> _Text under study_:
%%

[This post originally appeared in News From Natural Logic, a more or less monthly newsletter from Natural Logic, Inc.]
Call it random, call it synchronous, call it selective awareness, but sometimes it seems the gems come in clusters. Some days the tweets just seem to set themselves up for a more meaningful cluster of retweets.
Lately, it’s a series of events and encounters that have brought me back to first principles — and to the question I often ask my clients: “What are you really here to do?”
Let me walk you through the events and then tell you — in the next post — where I wound up.
Hint: we’re upping the ante.
How Good Is Good Enough?
Last month I spent two days with Dr Michael Braungart and a number of clients and allies of the Cradle To Cradle design process. Michael reminded us, as he always does, what a poor word “sustainability” is for the enterprise upon which we have all launched ourselves. “You wouldn’t brag that your marriage was ‘sustainable’,” he declares. “How boring!” Nor is the common focus on making things less bad or slowing the rate of damage and decline a sufficiently compelling or meaningful goal — compared to making things, well, good. And beautiful — especially when you consider healthful functioning an aspect of beauty. What if, he asked, we came to see products than can cause harm to living things as fundamentally defective, of unacceptable quality?

%%

> _Stored data_:
%%

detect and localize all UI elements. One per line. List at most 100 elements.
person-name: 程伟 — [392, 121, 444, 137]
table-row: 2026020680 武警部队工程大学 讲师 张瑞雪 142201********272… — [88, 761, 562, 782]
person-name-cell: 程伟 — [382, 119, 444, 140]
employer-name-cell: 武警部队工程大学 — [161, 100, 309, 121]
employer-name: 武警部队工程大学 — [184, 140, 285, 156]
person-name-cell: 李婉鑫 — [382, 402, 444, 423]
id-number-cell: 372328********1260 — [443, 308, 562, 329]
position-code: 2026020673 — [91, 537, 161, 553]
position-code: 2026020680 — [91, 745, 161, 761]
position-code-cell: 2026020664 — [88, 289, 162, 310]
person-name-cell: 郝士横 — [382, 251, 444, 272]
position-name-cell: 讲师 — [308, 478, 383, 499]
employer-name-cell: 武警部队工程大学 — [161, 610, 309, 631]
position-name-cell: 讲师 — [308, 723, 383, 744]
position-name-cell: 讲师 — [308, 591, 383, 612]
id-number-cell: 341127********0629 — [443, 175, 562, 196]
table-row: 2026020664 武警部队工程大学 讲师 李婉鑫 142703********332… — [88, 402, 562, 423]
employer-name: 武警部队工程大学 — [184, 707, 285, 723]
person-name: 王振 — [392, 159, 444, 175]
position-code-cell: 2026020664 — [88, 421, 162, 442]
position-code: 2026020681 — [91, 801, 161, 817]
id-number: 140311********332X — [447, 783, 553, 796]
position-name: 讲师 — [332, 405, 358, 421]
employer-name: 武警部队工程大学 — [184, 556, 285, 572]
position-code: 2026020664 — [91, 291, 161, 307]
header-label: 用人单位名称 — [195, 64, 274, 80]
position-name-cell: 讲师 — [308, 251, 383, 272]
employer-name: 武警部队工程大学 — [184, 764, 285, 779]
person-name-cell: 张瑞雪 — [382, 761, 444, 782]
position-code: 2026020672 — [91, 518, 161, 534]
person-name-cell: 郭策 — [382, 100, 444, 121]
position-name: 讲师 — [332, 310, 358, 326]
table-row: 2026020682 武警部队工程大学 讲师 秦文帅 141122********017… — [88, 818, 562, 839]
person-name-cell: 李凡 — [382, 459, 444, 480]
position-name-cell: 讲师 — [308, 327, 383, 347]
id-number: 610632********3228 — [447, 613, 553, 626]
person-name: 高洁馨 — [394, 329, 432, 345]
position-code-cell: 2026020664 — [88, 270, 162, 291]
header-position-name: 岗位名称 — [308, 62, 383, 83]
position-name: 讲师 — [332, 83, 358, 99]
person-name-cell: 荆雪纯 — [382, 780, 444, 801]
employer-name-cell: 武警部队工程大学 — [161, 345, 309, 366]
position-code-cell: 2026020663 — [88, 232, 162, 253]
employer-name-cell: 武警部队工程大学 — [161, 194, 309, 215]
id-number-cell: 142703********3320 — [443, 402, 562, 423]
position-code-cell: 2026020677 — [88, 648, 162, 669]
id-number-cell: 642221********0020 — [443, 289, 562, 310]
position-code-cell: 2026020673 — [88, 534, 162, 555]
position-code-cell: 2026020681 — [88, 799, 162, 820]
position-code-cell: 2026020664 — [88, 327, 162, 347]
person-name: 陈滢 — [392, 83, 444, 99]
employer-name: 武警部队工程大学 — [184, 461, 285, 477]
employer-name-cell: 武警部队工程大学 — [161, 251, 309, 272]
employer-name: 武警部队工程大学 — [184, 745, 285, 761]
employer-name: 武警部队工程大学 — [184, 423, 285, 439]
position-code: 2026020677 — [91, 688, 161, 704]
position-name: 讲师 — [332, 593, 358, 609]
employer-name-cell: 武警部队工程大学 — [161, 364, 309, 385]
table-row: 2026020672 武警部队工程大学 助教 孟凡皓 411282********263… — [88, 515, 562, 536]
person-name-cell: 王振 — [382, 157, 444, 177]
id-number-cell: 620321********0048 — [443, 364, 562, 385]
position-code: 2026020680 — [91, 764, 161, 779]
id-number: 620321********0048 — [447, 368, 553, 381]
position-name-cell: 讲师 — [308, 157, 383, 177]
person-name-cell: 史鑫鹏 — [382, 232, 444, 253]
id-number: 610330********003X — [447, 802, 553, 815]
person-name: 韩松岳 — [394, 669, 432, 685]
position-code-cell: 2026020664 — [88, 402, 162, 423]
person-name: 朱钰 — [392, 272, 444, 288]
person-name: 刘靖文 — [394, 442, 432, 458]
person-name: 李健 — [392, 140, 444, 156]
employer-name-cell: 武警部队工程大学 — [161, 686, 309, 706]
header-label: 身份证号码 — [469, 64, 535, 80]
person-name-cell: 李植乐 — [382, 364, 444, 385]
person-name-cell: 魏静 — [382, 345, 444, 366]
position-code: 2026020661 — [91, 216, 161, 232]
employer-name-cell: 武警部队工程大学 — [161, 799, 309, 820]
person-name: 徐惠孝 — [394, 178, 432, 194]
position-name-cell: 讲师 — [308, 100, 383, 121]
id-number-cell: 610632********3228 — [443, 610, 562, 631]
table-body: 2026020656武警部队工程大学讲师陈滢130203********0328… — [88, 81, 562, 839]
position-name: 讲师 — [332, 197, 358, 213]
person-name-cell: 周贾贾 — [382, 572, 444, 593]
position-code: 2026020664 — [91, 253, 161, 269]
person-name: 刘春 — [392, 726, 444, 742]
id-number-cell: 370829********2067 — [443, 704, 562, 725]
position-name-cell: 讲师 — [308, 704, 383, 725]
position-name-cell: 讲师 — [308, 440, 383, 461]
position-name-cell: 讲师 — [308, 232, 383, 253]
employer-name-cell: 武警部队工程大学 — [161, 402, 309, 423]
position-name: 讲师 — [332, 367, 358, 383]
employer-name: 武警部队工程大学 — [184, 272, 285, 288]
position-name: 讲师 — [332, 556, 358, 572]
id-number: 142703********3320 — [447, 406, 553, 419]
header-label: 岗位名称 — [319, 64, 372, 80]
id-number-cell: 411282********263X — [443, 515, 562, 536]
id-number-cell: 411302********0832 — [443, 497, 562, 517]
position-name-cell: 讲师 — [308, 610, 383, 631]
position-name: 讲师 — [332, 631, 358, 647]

%%

> _What you will do_:
Reproduce the newsletter post word for word, everything from "Hint: we’re upping" down to "of unacceptable quality?". Nothing in the entries is needed here.

> _Answer to this problem_:
Hint: we’re upping the ante.
How Good Is Good Enough?
Last month I spent two days with Dr Michael Braungart and a number of clients and allies of the Cradle To Cradle design process. Michael reminded us, as he always does, what a poor word “sustainability” is for the enterprise upon which we have all launched ourselves. “You wouldn’t brag that your marriage was ‘sustainable’,” he declares. “How boring!” Nor is the common focus on making things less bad or slowing the rate of damage and decline a sufficiently compelling or meaningful goal — compared to making things, well, good. And beautiful — especially when you consider healthful functioning an aspect of beauty. What if, he asked, we came to see products than can cause harm to living things as fundamentally defective, of unacceptable quality?